— START Provided entries —

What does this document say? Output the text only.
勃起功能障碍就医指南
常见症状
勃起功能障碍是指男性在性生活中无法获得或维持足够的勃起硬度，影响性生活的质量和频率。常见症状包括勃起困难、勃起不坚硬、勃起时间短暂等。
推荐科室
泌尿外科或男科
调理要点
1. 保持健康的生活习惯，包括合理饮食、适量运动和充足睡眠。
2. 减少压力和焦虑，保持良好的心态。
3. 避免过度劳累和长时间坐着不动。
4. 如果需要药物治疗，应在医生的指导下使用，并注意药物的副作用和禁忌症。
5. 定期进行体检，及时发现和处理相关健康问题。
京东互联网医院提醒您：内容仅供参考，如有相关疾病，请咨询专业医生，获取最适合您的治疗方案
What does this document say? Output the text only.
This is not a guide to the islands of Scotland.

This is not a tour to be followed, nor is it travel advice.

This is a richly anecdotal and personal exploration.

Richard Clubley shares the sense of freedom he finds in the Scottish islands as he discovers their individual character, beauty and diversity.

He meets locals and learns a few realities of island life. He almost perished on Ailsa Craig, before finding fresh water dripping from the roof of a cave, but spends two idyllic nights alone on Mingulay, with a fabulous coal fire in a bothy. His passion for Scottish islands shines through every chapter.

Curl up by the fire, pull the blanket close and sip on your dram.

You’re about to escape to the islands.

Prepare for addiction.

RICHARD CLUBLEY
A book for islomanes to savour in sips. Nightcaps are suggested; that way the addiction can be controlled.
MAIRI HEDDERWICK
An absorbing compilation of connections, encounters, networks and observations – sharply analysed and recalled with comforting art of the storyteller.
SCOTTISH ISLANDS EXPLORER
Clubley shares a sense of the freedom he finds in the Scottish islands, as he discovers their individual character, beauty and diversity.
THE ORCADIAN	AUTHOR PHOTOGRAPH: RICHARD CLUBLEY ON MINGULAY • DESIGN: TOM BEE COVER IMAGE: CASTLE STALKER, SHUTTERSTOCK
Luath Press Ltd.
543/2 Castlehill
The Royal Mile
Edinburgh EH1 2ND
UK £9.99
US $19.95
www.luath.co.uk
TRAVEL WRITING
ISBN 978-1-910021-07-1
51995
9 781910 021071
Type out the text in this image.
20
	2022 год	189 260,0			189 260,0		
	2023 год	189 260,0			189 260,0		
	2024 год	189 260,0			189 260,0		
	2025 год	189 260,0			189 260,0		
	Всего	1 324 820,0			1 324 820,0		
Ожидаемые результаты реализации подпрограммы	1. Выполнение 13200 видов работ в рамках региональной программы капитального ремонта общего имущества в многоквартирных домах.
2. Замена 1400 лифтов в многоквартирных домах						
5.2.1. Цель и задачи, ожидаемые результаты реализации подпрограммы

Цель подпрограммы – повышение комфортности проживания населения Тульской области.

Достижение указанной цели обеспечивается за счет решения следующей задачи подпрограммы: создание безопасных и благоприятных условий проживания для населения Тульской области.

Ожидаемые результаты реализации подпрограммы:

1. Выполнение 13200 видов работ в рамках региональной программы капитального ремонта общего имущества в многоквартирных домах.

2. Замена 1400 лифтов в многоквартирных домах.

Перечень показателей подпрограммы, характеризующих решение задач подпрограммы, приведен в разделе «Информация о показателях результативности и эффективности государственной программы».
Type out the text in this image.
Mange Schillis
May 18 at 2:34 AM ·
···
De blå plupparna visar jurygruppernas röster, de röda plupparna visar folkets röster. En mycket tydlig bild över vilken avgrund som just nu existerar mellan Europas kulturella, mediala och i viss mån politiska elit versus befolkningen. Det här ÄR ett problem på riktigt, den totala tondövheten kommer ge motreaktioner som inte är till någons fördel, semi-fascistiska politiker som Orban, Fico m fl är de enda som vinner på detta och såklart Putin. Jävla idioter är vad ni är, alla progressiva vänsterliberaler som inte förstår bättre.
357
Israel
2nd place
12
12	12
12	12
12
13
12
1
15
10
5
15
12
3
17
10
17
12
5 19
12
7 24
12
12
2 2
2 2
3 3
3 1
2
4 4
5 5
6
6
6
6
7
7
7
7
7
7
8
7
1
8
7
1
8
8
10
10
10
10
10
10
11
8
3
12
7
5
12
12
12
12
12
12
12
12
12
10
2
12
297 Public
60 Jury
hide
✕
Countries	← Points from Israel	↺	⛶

— END Provided entries —

Given task - Find the word "области" in the entries above and gather every line that holds it.

Solution to the problem -
Цель подпрограммы – повышение комфортности проживания населения Тульской области.
Достижение указанной цели обеспечивается за счет решения следующей задачи подпрограммы: создание безопасных и благоприятных условий проживания для населения Тульской области.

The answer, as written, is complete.